Requisitos de tareas:
[A] Según el texto sobre el incendio de Chicago, ¿de qué material están hechas siempre las casas americanas?
[B] Indica si cada afirmación coincide con el texto sobre el incendio de Chicago y cita las palabras que lo deciden: (i) una vaca de la señora O'Leary dio una coz a un tajo que sostenía un quinqué; (ii) el incendio destruyó solo una pequeña parte de la ciudad; (iii) los bomberos logran apagar con facilidad los incendios americanos.
[C] Sigue escribiendo el texto sobre el incendio de Chicago desde su última oración.

Fragmento del texto:
<<<<

El famoso incendio creo que fue en 1871, y como los americanos tienen poca historia, o mucha historia en poco tiempo (según la color con que se mire) tenían que crear alguna epopeya, aunque fuera de la nada. Cada ciudad, en este país, quiere tener una tradición magnifica o incluso infame. Algo que las distinga de las demás y permita celebraciones, desfiles y chundaratas. Principalmente, algo que como dicen aquí: te ponga en el mapa. En realidad el incendio de Chicago fue monstruoso y se llevó una gran parte de la ciudad.

Lo interesante es la leyenda de cómo empezó, mas propia de una película de Hollywood. De acuerdo con dicha leyenda, apoyada por las crónicas , en el establo urbano de la señora O’Leary una de sus vacas, molesta por alguna mosca, sacudió una coz a un tajo que soportaba un quinqué de petróleo y que prendió fuego a la paja. El establo ardió, y ardieron todas casas del barrio por el fuerte viento reinante. Nada más fácil de arder que una casa americana, siempre hechas de madera. Los incendios americanos son fascinantes, tremendamente voraces y siempre difíciles de reducir hasta que se apagan por consunción. Los bomberos lo que hacen es controlarlos, apagarlos es casi imposible.

>>>>

Información mostrada:
<<<<

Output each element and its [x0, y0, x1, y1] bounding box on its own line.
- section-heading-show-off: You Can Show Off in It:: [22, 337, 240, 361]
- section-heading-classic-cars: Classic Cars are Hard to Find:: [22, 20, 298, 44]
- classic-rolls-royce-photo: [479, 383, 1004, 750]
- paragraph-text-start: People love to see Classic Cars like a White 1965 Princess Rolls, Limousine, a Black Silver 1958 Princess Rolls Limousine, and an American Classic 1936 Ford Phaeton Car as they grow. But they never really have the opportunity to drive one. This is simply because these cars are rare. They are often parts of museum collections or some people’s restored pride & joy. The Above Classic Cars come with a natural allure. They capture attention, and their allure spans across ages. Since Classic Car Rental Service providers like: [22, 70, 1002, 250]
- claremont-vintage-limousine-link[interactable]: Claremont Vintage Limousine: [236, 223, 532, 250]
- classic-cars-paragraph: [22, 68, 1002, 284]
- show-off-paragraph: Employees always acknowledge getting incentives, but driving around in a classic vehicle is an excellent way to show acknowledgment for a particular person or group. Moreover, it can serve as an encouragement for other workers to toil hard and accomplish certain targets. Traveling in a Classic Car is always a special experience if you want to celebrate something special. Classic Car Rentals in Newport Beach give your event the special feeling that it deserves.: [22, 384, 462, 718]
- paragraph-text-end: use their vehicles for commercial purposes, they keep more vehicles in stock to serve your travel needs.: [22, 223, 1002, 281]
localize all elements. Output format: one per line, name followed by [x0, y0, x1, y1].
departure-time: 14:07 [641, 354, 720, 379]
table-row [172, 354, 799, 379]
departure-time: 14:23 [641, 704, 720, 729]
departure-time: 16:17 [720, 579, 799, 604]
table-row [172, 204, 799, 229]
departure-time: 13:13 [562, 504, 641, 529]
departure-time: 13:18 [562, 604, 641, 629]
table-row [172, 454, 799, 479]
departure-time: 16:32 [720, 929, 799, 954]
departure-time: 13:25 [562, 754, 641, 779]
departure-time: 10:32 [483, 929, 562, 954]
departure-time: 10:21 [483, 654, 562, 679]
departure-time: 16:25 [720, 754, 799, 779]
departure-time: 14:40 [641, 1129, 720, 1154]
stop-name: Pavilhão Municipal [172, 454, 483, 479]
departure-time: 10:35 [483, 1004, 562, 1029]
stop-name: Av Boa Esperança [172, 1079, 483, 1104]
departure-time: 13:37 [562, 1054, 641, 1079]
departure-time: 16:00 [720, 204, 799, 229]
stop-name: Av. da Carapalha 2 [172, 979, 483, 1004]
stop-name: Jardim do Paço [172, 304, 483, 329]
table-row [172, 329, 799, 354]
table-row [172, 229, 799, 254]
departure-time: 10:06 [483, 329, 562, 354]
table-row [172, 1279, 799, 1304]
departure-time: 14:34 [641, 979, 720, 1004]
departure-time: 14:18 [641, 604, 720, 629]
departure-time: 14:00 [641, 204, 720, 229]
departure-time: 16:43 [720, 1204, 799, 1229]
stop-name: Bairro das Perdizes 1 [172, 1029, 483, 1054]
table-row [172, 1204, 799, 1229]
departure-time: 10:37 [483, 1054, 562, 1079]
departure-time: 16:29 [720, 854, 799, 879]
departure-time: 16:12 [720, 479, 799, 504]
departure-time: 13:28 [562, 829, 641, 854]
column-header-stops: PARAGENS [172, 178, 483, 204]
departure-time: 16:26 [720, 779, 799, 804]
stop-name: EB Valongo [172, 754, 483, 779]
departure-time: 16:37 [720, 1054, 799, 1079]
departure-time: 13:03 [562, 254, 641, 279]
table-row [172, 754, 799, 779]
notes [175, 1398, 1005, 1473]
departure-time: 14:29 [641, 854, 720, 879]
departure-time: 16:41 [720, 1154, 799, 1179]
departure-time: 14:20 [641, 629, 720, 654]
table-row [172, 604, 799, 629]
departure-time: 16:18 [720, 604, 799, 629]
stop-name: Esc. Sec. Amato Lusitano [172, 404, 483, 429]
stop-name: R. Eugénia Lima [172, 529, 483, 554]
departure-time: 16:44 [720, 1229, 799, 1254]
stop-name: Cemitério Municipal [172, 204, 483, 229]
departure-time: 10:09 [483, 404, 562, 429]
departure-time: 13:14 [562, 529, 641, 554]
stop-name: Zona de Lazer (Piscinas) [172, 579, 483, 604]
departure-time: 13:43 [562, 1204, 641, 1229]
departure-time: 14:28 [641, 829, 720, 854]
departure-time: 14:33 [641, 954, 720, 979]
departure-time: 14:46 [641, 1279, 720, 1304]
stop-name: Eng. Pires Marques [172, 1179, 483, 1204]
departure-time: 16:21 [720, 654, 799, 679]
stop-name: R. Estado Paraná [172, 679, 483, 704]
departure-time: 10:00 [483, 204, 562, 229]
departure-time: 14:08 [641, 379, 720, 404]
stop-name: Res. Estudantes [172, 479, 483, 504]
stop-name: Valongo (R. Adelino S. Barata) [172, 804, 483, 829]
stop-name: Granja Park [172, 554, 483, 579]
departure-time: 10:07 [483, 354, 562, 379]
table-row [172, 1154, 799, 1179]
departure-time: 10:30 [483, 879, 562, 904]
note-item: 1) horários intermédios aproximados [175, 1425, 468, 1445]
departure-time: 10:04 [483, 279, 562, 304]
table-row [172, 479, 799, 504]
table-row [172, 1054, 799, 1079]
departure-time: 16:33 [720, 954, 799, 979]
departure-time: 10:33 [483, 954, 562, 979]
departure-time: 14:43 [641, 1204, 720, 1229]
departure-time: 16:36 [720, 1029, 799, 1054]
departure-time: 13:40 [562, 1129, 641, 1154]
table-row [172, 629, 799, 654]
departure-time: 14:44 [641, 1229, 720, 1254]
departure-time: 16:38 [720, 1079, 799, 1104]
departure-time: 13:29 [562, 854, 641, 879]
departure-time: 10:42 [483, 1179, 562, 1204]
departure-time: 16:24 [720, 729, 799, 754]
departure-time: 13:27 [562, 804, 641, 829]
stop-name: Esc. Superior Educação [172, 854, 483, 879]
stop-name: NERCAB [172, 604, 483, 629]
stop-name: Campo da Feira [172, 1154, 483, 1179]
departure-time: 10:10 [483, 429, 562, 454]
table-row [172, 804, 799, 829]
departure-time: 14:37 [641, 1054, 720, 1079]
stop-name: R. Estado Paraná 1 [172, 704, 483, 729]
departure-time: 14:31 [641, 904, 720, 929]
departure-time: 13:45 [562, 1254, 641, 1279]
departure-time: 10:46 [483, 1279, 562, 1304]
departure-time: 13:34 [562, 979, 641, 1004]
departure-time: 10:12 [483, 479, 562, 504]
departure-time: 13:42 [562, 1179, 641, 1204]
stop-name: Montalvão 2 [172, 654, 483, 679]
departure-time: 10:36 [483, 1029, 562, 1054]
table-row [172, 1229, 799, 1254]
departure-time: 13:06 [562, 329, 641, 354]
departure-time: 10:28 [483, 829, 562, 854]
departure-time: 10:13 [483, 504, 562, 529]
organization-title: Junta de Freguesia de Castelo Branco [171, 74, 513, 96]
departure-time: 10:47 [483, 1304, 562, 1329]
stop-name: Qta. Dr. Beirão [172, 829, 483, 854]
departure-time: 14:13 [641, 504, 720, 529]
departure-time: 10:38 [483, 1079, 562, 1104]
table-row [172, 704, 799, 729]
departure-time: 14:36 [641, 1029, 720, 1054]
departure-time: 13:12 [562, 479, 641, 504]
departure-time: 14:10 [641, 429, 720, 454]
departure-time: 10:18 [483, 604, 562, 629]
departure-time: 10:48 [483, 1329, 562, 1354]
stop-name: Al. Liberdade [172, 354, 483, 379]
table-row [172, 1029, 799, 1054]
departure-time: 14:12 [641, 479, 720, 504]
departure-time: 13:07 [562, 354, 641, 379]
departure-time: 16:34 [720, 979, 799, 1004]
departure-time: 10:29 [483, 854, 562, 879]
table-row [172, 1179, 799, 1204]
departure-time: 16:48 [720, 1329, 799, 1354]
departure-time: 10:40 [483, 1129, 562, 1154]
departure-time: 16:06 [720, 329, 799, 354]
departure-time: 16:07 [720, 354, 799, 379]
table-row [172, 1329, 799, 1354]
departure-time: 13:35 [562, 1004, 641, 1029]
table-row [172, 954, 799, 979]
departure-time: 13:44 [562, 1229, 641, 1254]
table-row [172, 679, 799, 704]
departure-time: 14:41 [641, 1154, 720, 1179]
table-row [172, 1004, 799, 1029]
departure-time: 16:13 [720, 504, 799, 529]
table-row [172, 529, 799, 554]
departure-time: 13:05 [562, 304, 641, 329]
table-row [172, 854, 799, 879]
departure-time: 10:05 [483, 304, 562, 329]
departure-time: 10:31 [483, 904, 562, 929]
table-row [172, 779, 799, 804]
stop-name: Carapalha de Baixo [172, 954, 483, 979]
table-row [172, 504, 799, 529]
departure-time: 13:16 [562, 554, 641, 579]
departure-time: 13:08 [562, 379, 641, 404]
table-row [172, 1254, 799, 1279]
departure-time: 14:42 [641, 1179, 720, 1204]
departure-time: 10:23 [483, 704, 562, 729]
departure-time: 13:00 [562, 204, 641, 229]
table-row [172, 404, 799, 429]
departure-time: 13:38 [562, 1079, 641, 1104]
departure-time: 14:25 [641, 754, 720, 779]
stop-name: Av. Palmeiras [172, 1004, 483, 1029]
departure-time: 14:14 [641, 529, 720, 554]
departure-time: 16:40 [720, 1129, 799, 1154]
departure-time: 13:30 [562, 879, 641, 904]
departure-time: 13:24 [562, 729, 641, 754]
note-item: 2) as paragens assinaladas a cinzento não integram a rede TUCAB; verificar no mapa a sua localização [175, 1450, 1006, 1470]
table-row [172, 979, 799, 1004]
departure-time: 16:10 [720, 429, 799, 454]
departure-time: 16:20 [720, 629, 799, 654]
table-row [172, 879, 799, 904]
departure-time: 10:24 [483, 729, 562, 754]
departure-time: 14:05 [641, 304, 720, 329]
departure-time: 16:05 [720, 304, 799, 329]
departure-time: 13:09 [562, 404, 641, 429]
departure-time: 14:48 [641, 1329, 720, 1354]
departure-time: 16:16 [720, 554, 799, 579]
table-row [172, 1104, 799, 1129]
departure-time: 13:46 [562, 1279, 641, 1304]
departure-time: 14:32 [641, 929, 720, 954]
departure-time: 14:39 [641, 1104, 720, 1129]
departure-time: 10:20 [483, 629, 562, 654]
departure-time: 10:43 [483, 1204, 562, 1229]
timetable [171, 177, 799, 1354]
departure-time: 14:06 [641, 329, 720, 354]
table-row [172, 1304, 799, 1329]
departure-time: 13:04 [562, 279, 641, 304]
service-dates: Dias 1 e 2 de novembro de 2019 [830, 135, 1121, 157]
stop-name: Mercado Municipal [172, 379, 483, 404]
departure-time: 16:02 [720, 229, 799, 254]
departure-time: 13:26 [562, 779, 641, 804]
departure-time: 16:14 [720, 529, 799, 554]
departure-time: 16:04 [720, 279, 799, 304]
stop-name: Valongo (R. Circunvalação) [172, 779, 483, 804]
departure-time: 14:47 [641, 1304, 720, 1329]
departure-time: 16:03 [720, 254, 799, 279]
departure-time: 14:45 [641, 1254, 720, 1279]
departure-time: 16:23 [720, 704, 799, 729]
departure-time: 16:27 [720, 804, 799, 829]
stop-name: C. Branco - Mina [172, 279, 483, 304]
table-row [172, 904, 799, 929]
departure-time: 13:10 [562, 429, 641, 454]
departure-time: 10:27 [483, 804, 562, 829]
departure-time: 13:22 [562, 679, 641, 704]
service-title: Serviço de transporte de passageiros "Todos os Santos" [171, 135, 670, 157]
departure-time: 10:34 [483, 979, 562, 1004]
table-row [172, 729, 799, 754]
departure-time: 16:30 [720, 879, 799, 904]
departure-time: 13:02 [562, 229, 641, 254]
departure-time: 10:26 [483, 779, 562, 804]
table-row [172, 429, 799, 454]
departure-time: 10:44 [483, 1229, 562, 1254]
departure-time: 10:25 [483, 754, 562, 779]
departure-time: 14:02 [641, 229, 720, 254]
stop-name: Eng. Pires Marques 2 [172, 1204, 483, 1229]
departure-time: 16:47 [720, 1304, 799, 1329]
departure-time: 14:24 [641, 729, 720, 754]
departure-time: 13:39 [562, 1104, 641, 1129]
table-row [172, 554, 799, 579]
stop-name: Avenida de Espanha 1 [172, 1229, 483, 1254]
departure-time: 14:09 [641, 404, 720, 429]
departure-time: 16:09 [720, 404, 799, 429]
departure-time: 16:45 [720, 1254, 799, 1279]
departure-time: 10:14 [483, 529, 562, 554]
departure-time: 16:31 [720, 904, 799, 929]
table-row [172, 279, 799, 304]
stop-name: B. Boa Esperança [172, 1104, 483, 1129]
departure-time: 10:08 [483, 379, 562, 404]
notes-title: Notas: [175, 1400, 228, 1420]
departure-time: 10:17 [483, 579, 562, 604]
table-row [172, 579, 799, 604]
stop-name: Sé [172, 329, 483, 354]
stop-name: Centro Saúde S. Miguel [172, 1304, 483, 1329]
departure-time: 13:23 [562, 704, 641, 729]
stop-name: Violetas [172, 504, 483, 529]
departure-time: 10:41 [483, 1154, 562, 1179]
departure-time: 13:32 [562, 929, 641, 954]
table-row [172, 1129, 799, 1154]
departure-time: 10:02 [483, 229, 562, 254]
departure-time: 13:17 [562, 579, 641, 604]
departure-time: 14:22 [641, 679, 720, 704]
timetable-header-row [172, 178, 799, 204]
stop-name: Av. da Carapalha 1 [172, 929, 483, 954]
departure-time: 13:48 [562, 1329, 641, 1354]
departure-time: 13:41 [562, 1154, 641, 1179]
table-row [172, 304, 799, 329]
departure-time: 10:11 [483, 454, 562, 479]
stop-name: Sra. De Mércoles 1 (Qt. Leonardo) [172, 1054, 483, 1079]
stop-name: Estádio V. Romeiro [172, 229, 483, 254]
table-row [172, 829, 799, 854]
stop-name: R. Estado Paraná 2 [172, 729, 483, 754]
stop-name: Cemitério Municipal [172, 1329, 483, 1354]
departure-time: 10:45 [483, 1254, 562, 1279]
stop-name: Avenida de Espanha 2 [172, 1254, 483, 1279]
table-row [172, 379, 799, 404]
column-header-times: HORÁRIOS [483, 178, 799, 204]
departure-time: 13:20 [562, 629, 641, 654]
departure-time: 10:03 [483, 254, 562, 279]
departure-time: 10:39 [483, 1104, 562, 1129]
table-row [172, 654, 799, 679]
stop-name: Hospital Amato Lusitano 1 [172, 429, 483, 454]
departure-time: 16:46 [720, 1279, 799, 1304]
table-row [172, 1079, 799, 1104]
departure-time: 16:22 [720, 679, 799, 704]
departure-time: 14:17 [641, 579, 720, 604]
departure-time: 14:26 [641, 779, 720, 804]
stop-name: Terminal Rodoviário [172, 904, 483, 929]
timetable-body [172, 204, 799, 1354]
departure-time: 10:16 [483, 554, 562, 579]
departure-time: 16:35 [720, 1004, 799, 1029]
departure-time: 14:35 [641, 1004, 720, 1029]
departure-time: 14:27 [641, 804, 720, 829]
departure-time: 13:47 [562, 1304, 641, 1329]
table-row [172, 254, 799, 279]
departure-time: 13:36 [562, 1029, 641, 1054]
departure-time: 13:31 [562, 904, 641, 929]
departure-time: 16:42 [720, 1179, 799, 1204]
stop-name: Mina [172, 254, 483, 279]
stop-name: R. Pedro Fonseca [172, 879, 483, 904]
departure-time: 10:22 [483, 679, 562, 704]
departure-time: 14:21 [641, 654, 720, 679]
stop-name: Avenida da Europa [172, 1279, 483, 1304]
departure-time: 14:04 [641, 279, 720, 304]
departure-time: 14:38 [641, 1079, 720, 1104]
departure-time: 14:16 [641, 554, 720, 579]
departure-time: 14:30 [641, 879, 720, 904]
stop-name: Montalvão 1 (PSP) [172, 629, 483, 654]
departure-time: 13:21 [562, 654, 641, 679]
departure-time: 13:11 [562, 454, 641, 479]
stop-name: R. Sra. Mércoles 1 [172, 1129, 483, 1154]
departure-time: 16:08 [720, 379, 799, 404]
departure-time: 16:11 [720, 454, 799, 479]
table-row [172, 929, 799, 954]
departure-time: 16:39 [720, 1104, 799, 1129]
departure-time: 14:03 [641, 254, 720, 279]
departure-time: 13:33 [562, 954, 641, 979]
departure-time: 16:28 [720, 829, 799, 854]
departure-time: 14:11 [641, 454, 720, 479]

>>>>

Tareas resueltas:
[A] De madera.

[B]
(i) Sí: "una de sus vacas, molesta por alguna mosca, sacudió una coz a un tajo que soportaba un quinqué de petróleo".
(ii) No: "se llevó una gran parte de la ciudad".
(iii) No: "apagarlos es casi imposible".

[C]
Chicago es bien conocida como la ciudad del viento y aunque se ha querido decir que el nombre era porque cambiaba como el viento durante las elecciones políticas, la realidad es que Eolo sopla fuerte y a diario. Todavía puedo recordar lo que cuesta cruzar un puente cuando sopla del lago. Como para hacerte perder el equilibrio, o para quitarte las telarañas. Durante la noche el incendio se extendió de un barrio a otro y así sucesivamente en el espacio de muchos kilómetros. Resultado: 300 muertos, incontables heridos, 100.000 personas se quedaron sin casa; unas pérdidas de casi 200 millones de dólares, de los de entonces (unos 3.500 millones de euros actuales). Un auténtico desastre del que la ciudad de Chicago salió con su ánimo triunfante, recuperando y reconstruyendo la ciudad en un tiempo record.

Uno de los más claros ejemplos de lo que realmente es la grandeza del pueblo americano, es su impulso emprendedor y su resistencia a los desastres. Algo que podría estarse perdiendo últimamente por culpa del pancismo y la pereza que supone llevar tantos años al frente del mundo como el país mas rico de la tierra. Se podría estar perdiendo el espíritu de los creadores de esta nación y el admirable sentido de la última frontera. La ciudad se recuperó magnificamente del gran fuego y, hoy día, aún lo celebran a la menor ocasión. Incluso el equipo de fútbol (del nuestro) lleva por nombre : El Fuego de Chicago (Chicago Fire), uno de los mas originales nombres deportivos que conozco.

Hay cantidad de historia en Chicago: Revolución industrial, gangsters y “ley seca”, escándalos políticos, manifestaciones artísticas; hasta el último presidente, el ínclito Obama, nació allí. Otro día te hablaré mas cosas de ella, la ciudad que todavía es llamada La Reina del Oeste, aunque esté en el centro de su geografía. La historia de Estados Unidos y el movimiento de la última frontera tienen estas cosas. En cualquier caso, si quieres entender lo que es este país y tienes que escoger una ciudad para tomar el pulso y sentir lo americano: Chicago.

Ni Nueva York, demasiado cosmopolita; ni Los Angeles, fea y complicada; ni tantas otras. Para ciudad grande: Chicago, y para ciudad pequeña: Pittsburgh. Por eso estoy aquí y por eso visito Chicago siempre que tengo la ocasión.